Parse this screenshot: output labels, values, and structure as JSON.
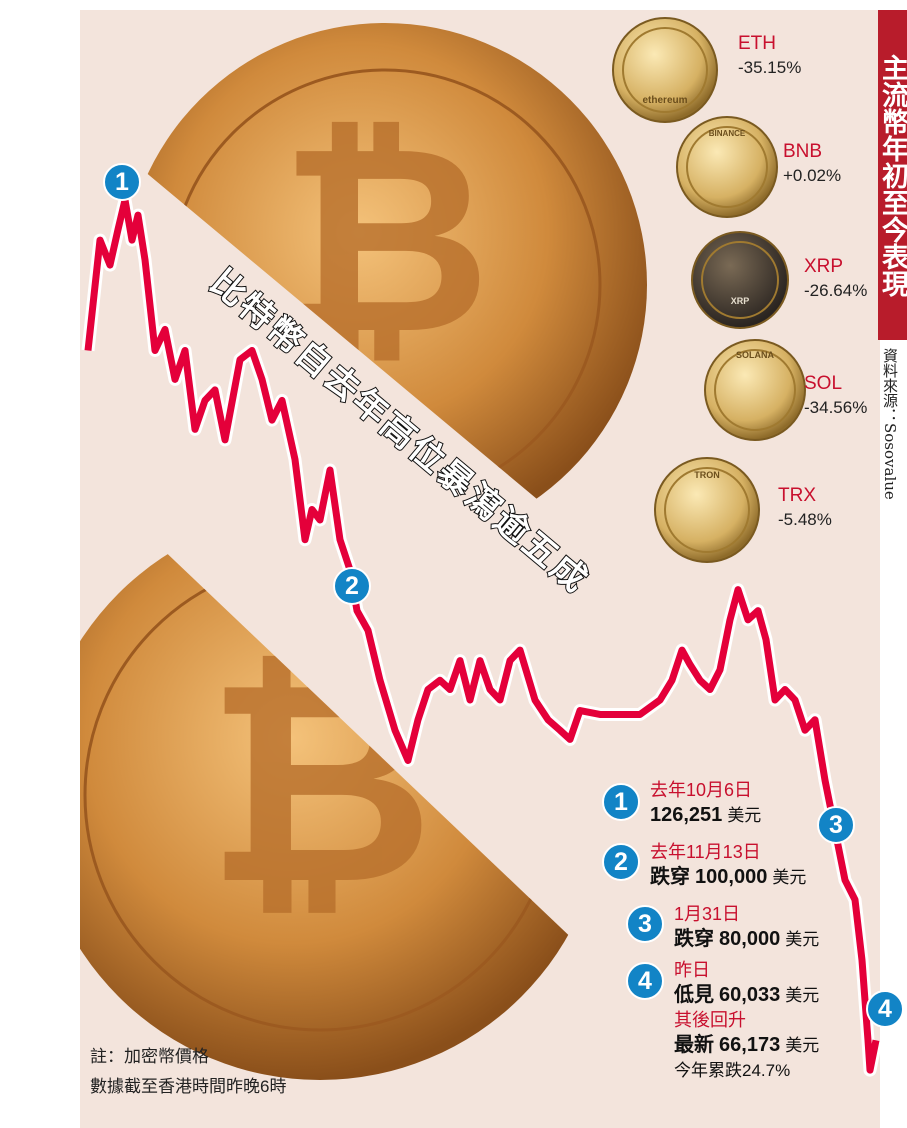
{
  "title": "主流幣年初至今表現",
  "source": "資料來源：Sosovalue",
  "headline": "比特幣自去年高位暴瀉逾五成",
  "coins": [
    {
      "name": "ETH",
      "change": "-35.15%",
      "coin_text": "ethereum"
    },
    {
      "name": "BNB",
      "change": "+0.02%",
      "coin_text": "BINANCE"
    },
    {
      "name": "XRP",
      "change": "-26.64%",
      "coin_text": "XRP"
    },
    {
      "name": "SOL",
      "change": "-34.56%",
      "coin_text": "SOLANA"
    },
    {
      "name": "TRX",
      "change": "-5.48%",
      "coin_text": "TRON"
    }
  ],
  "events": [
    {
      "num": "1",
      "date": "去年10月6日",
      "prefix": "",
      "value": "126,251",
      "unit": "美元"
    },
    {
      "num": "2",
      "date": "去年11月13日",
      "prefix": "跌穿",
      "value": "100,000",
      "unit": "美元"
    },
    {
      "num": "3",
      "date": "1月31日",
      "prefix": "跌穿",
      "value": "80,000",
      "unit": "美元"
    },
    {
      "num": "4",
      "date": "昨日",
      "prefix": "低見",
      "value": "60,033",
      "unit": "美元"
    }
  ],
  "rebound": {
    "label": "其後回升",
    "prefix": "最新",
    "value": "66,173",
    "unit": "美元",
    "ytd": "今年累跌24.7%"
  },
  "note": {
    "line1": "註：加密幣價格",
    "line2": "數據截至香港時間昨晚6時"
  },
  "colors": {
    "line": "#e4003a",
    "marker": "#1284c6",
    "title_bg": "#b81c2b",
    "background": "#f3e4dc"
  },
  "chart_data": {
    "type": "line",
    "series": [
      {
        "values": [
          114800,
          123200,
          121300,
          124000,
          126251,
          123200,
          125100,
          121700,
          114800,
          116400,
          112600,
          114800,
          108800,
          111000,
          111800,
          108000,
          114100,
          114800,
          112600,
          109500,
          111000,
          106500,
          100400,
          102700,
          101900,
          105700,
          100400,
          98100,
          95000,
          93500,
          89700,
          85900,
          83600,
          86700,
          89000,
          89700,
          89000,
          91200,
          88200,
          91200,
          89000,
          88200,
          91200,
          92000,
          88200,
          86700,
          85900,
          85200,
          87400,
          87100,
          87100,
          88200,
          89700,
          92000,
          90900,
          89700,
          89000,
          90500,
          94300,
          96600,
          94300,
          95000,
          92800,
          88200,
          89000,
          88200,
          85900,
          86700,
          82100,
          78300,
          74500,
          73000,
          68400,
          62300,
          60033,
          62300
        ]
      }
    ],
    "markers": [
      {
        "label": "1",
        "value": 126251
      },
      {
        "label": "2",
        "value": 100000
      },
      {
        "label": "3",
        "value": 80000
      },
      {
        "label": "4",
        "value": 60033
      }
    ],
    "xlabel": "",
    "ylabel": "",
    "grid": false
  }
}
● ● ● ●
> _EXERCISE INSTRUCTIONS_
Go through the records line by line and count those containing the string "prefix". Give only the total.

> _CORRECT OUTPUT_
5